[EXERCISE AIM]
Set down each line of the material that follows, exactly, with no pictures.

----

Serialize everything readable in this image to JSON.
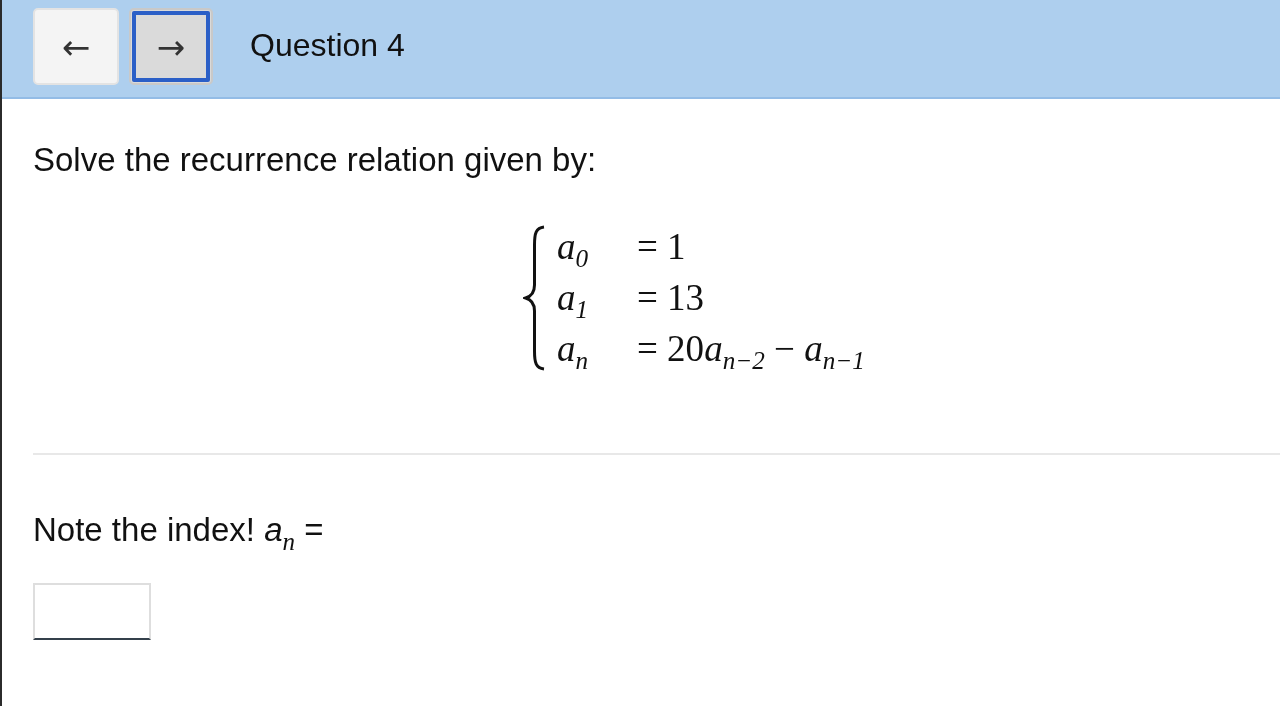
{
  "header": {
    "nav_buttons": [
      {
        "label": "←",
        "focused": false
      },
      {
        "label": "→",
        "focused": true
      }
    ],
    "title": "Question 4"
  },
  "question": {
    "prompt": "Solve the recurrence relation given by:",
    "system": [
      {
        "lhs": "*a*$_{0}$",
        "rhs": [
          "= 1"
        ]
      },
      {
        "lhs": "*a*$_{1}$",
        "rhs": [
          "= 13"
        ]
      },
      {
        "lhs": "*a*$_{n}$",
        "rhs": [
          "= 20",
          "*a*$_{n−2}$ − *a*$_{n−1}$"
        ]
      }
    ],
    "answer_label": "Note the index! *a*$_{n}$ ="
  }
}
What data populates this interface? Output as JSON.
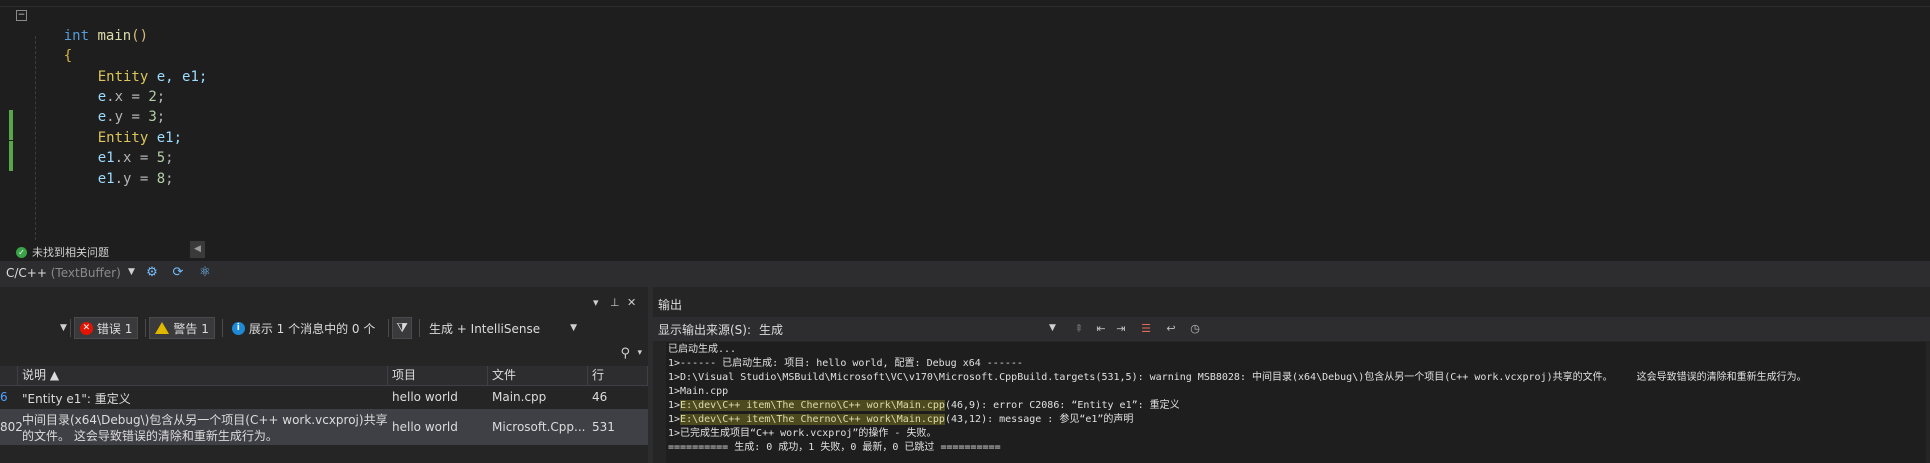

----

[SOLUTION]
Serialize everything readable in this image to JSON.
{
  "header": {
    "nav_buttons": [
      {
        "label": "←",
        "focused": false
      },
      {
        "label": "→",
        "focused": true
      }
    ],
    "title": "Question 4"
  },
  "question": {
    "prompt": "Solve the recurrence relation given by:",
    "system": [
      {
        "lhs": "*a*$_{0}$",
        "rhs": [
          "= 1"
        ]
      },
      {
        "lhs": "*a*$_{1}$",
        "rhs": [
          "= 13"
        ]
      },
      {
        "lhs": "*a*$_{n}$",
        "rhs": [
          "= 20",
          "*a*$_{n−2}$ − *a*$_{n−1}$"
        ]
      }
    ],
    "answer_label": "Note the index! *a*$_{n}$ ="
  }
}
What data populates this interface? Output as JSON.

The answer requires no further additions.